SET TASK:
Identify and copy all lines of the material where the string "screenshot" is found.

SUPPLIED DATA:
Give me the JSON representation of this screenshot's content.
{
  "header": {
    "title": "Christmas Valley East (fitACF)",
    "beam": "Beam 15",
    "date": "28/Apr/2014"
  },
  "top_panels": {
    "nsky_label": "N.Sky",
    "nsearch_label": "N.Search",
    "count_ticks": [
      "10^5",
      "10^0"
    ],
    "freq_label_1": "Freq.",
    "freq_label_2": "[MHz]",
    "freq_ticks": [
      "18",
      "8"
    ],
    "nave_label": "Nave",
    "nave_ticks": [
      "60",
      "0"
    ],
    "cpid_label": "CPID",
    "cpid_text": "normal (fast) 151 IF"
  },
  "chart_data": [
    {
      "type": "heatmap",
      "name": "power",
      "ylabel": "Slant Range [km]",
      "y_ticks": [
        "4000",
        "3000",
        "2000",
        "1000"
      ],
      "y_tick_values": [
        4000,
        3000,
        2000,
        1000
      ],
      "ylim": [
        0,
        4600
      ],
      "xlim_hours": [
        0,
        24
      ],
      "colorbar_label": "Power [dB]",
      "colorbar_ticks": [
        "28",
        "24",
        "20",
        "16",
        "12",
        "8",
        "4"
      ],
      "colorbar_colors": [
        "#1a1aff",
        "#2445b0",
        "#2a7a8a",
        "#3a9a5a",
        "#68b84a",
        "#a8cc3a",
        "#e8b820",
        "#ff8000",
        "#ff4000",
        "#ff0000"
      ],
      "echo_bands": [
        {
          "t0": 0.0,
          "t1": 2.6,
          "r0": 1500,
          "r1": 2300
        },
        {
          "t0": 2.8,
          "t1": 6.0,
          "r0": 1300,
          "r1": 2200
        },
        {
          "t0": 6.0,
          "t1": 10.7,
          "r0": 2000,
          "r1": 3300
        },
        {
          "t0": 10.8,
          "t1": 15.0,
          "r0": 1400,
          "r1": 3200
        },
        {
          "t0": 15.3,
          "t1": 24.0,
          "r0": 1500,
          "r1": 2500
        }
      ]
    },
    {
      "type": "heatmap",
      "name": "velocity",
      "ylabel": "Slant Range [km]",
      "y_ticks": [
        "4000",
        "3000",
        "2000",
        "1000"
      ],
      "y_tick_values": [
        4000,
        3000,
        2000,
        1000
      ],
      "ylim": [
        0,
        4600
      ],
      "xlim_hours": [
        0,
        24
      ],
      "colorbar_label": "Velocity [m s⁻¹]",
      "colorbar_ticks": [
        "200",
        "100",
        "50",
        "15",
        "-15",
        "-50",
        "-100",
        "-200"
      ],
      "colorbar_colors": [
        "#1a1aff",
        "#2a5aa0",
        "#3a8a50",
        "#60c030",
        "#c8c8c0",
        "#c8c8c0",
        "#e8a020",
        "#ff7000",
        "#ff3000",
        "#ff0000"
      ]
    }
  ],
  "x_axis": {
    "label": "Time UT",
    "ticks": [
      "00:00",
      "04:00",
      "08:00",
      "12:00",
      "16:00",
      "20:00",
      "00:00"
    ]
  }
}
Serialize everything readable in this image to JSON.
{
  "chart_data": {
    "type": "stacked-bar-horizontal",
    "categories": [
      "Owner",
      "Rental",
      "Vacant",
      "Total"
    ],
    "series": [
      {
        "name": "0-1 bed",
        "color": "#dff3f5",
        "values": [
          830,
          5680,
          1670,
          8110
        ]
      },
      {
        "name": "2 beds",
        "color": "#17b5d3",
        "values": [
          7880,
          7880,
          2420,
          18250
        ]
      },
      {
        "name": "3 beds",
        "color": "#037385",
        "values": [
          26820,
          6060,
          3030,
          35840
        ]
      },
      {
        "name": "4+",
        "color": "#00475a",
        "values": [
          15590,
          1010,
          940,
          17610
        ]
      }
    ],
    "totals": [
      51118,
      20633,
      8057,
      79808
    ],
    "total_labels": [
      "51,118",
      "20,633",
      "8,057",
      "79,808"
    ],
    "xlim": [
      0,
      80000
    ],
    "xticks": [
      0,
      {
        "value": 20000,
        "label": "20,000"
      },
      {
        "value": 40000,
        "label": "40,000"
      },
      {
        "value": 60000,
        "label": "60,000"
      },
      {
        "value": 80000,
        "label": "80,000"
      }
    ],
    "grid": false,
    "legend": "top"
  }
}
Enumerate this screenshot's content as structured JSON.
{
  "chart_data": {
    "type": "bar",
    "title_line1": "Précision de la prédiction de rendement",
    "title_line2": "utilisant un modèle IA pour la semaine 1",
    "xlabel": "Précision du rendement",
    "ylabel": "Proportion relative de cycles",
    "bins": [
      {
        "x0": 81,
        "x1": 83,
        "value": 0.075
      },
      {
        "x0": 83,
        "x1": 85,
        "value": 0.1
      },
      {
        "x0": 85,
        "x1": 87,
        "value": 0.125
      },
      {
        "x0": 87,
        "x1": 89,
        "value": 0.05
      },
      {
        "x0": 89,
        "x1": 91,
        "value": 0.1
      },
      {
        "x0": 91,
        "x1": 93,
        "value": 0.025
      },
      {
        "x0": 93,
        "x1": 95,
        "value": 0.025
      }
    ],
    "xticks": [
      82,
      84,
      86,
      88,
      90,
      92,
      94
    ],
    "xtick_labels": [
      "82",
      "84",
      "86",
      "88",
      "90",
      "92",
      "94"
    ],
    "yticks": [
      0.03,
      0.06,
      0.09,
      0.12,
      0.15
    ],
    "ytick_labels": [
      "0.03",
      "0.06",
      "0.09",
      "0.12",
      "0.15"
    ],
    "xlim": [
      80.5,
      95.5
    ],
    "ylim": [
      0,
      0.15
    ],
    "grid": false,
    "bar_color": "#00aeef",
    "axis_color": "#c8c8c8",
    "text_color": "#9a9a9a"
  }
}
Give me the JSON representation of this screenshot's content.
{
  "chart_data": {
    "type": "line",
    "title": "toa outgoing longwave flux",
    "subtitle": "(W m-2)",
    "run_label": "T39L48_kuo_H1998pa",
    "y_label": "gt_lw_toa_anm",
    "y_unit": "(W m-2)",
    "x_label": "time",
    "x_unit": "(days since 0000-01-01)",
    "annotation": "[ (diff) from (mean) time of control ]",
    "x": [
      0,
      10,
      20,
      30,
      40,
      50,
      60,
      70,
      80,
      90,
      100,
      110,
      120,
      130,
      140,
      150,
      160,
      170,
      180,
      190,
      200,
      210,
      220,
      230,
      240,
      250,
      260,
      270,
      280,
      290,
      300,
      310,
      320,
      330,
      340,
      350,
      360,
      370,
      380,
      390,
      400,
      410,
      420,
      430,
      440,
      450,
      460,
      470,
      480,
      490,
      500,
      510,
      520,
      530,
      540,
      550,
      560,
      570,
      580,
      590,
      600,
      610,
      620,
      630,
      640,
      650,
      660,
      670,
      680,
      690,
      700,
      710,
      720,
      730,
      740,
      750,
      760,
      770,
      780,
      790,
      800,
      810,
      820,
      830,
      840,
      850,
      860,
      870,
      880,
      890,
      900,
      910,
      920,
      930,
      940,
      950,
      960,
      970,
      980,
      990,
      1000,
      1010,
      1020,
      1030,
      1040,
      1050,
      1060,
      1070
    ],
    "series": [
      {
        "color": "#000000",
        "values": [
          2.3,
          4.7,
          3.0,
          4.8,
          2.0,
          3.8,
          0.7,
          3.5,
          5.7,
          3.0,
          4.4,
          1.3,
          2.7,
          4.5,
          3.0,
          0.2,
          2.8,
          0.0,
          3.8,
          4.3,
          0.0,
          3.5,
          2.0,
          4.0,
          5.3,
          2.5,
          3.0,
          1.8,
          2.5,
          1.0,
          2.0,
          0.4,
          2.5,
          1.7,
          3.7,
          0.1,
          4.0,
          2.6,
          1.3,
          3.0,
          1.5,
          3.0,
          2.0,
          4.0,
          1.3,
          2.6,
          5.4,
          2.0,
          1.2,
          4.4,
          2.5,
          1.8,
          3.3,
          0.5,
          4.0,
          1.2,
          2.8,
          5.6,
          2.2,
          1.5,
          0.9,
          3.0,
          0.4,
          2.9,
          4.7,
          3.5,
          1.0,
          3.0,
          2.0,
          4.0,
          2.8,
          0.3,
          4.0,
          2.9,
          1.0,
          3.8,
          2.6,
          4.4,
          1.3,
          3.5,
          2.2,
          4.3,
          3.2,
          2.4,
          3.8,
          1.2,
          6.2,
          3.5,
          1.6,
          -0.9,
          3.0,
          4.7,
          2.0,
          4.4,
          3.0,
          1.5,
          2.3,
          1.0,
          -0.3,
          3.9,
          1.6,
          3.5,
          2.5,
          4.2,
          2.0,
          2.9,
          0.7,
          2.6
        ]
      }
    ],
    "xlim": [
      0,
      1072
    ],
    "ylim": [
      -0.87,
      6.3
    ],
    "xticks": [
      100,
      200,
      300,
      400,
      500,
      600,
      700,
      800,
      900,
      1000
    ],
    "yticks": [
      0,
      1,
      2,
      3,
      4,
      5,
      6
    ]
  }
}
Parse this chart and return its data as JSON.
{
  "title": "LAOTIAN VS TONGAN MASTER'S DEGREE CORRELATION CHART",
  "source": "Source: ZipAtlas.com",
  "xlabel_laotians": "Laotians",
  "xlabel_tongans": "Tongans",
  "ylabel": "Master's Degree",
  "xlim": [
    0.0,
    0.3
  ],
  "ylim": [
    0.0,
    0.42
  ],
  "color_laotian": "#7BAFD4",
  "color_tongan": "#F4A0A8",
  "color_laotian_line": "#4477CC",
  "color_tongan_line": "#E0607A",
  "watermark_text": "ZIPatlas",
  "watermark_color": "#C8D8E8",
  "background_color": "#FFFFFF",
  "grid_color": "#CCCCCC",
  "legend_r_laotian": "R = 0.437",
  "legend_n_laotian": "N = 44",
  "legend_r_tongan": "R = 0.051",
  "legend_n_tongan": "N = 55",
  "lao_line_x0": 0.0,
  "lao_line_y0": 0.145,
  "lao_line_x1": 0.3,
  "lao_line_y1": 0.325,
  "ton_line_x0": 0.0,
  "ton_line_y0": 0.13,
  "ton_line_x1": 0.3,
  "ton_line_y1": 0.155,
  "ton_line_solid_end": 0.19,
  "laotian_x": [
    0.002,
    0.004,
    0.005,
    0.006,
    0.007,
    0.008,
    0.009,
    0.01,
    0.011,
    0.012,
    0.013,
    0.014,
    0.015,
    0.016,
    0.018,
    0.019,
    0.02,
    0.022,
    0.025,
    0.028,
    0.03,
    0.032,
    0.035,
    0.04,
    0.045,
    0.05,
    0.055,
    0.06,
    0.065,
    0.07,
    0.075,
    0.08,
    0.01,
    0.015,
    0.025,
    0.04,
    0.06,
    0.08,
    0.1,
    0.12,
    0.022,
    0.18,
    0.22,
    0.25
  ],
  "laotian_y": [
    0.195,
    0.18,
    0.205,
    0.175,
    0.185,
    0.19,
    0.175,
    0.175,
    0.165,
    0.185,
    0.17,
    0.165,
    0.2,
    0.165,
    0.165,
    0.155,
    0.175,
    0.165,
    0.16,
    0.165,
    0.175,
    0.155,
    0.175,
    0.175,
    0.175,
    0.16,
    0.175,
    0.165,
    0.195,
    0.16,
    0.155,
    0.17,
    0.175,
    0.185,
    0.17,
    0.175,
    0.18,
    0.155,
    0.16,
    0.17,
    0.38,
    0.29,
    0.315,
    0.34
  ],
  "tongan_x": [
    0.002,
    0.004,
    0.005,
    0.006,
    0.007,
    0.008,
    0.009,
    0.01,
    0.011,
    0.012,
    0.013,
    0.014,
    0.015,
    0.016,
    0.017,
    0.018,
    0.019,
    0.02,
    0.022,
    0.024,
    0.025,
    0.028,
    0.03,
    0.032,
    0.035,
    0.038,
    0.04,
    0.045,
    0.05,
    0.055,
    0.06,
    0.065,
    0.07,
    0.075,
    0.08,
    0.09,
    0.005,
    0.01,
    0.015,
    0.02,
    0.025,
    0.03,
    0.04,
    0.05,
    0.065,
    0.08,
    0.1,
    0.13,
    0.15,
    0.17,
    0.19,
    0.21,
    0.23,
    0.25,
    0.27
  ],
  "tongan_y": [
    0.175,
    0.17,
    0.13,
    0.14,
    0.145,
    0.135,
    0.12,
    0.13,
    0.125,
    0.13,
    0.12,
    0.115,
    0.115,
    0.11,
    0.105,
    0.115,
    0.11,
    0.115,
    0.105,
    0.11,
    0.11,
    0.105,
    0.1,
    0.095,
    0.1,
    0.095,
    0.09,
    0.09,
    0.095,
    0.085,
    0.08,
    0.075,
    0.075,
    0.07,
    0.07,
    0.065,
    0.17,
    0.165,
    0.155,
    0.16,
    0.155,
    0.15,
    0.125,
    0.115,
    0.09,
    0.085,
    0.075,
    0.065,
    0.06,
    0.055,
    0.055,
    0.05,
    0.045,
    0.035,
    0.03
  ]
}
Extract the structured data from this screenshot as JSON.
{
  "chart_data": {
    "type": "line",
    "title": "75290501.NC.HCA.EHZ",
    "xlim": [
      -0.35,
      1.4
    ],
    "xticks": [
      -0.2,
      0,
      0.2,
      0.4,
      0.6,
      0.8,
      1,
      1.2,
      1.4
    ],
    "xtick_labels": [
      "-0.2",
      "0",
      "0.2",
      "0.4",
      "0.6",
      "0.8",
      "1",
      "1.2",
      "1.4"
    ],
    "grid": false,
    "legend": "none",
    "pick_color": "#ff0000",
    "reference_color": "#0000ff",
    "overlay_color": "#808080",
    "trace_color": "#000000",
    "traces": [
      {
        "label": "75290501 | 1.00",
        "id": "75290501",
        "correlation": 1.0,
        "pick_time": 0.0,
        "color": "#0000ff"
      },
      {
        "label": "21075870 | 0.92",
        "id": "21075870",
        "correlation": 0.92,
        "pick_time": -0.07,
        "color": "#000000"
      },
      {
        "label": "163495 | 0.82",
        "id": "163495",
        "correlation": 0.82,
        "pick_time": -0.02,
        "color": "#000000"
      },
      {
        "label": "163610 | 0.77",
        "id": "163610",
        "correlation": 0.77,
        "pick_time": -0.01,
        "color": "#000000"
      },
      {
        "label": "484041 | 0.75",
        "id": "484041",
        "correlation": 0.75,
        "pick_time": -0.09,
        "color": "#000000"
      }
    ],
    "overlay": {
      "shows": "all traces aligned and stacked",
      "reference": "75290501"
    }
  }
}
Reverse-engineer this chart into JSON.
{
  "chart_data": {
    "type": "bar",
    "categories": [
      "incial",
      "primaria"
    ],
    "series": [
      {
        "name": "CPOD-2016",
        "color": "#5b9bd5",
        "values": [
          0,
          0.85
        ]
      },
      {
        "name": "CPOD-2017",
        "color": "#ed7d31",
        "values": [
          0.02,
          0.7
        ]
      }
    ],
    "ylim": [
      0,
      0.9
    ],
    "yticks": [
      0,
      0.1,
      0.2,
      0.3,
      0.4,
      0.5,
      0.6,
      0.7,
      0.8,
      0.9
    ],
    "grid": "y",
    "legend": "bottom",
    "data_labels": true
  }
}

EXERCISE SOLUTION:
Give me the JSON representation of this screenshot's content.
Enumerate this screenshot's content as structured JSON.
Give me the JSON representation of this screenshot's content.
Extract the structured data from this screenshot as JSON.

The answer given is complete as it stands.